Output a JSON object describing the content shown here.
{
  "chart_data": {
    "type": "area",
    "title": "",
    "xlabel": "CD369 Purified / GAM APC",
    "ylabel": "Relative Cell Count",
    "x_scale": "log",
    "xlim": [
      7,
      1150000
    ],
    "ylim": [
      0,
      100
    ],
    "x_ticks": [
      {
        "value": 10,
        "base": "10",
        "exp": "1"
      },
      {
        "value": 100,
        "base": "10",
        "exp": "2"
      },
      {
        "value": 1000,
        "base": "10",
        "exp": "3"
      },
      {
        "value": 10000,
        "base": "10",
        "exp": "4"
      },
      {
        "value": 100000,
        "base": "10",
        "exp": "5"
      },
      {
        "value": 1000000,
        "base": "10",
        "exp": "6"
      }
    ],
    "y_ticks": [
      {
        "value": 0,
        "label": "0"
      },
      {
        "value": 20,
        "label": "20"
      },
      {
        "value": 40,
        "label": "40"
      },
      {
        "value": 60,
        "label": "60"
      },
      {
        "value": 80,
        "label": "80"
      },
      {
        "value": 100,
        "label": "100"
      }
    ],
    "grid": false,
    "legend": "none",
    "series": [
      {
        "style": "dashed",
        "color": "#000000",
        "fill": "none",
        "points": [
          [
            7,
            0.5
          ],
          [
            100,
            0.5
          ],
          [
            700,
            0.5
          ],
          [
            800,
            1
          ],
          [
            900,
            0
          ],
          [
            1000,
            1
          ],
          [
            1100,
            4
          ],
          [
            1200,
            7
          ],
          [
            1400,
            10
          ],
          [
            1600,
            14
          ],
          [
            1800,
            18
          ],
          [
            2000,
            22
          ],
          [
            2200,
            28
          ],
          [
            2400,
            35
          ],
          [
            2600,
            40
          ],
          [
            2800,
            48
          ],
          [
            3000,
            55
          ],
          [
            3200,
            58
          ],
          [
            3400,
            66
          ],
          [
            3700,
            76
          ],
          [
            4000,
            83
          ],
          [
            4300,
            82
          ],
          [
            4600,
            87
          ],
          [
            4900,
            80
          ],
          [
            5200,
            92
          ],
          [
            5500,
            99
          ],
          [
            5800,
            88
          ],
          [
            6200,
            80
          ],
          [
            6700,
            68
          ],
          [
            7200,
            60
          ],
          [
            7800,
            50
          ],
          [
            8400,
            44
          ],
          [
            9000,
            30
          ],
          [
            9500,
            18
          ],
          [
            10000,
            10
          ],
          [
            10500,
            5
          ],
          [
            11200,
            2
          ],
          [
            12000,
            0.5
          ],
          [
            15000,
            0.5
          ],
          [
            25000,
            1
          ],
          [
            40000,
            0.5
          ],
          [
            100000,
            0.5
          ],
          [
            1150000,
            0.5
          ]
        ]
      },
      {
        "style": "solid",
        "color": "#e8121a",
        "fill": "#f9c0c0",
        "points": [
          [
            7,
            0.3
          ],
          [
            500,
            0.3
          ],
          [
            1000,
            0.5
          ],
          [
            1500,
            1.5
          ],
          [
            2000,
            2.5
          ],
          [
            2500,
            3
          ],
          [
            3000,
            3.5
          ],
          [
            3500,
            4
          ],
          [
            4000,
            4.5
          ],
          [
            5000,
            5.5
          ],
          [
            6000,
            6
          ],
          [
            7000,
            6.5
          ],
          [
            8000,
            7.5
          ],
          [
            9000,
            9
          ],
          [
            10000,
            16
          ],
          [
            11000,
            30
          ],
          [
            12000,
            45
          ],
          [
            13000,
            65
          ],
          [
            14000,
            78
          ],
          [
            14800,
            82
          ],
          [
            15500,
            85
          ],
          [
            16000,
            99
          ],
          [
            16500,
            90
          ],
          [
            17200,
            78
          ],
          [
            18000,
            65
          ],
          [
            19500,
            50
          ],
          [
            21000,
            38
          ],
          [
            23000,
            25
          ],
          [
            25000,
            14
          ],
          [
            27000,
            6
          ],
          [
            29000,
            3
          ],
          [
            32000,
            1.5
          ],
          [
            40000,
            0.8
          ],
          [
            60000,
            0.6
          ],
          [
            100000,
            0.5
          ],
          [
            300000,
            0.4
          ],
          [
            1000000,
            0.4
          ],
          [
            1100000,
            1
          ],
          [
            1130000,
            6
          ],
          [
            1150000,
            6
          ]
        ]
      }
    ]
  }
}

Given exercise: Write down every line of the data exactly as it appears above.

Right answer:
Output a JSON object describing the content shown here.
{
  "chart_data": {
    "type": "area",
    "title": "",
    "xlabel": "CD369 Purified / GAM APC",
    "ylabel": "Relative Cell Count",
    "x_scale": "log",
    "xlim": [
      7,
      1150000
    ],
    "ylim": [
      0,
      100
    ],
    "x_ticks": [
      {
        "value": 10,
        "base": "10",
        "exp": "1"
      },
      {
        "value": 100,
        "base": "10",
        "exp": "2"
      },
      {
        "value": 1000,
        "base": "10",
        "exp": "3"
      },
      {
        "value": 10000,
        "base": "10",
        "exp": "4"
      },
      {
        "value": 100000,
        "base": "10",
        "exp": "5"
      },
      {
        "value": 1000000,
        "base": "10",
        "exp": "6"
      }
    ],
    "y_ticks": [
      {
        "value": 0,
        "label": "0"
      },
      {
        "value": 20,
        "label": "20"
      },
      {
        "value": 40,
        "label": "40"
      },
      {
        "value": 60,
        "label": "60"
      },
      {
        "value": 80,
        "label": "80"
      },
      {
        "value": 100,
        "label": "100"
      }
    ],
    "grid": false,
    "legend": "none",
    "series": [
      {
        "style": "dashed",
        "color": "#000000",
        "fill": "none",
        "points": [
          [
            7,
            0.5
          ],
          [
            100,
            0.5
          ],
          [
            700,
            0.5
          ],
          [
            800,
            1
          ],
          [
            900,
            0
          ],
          [
            1000,
            1
          ],
          [
            1100,
            4
          ],
          [
            1200,
            7
          ],
          [
            1400,
            10
          ],
          [
            1600,
            14
          ],
          [
            1800,
            18
          ],
          [
            2000,
            22
          ],
          [
            2200,
            28
          ],
          [
            2400,
            35
          ],
          [
            2600,
            40
          ],
          [
            2800,
            48
          ],
          [
            3000,
            55
          ],
          [
            3200,
            58
          ],
          [
            3400,
            66
          ],
          [
            3700,
            76
          ],
          [
            4000,
            83
          ],
          [
            4300,
            82
          ],
          [
            4600,
            87
          ],
          [
            4900,
            80
          ],
          [
            5200,
            92
          ],
          [
            5500,
            99
          ],
          [
            5800,
            88
          ],
          [
            6200,
            80
          ],
          [
            6700,
            68
          ],
          [
            7200,
            60
          ],
          [
            7800,
            50
          ],
          [
            8400,
            44
          ],
          [
            9000,
            30
          ],
          [
            9500,
            18
          ],
          [
            10000,
            10
          ],
          [
            10500,
            5
          ],
          [
            11200,
            2
          ],
          [
            12000,
            0.5
          ],
          [
            15000,
            0.5
          ],
          [
            25000,
            1
          ],
          [
            40000,
            0.5
          ],
          [
            100000,
            0.5
          ],
          [
            1150000,
            0.5
          ]
        ]
      },
      {
        "style": "solid",
        "color": "#e8121a",
        "fill": "#f9c0c0",
        "points": [
          [
            7,
            0.3
          ],
          [
            500,
            0.3
          ],
          [
            1000,
            0.5
          ],
          [
            1500,
            1.5
          ],
          [
            2000,
            2.5
          ],
          [
            2500,
            3
          ],
          [
            3000,
            3.5
          ],
          [
            3500,
            4
          ],
          [
            4000,
            4.5
          ],
          [
            5000,
            5.5
          ],
          [
            6000,
            6
          ],
          [
            7000,
            6.5
          ],
          [
            8000,
            7.5
          ],
          [
            9000,
            9
          ],
          [
            10000,
            16
          ],
          [
            11000,
            30
          ],
          [
            12000,
            45
          ],
          [
            13000,
            65
          ],
          [
            14000,
            78
          ],
          [
            14800,
            82
          ],
          [
            15500,
            85
          ],
          [
            16000,
            99
          ],
          [
            16500,
            90
          ],
          [
            17200,
            78
          ],
          [
            18000,
            65
          ],
          [
            19500,
            50
          ],
          [
            21000,
            38
          ],
          [
            23000,
            25
          ],
          [
            25000,
            14
          ],
          [
            27000,
            6
          ],
          [
            29000,
            3
          ],
          [
            32000,
            1.5
          ],
          [
            40000,
            0.8
          ],
          [
            60000,
            0.6
          ],
          [
            100000,
            0.5
          ],
          [
            300000,
            0.4
          ],
          [
            1000000,
            0.4
          ],
          [
            1100000,
            1
          ],
          [
            1130000,
            6
          ],
          [
            1150000,
            6
          ]
        ]
      }
    ]
  }
}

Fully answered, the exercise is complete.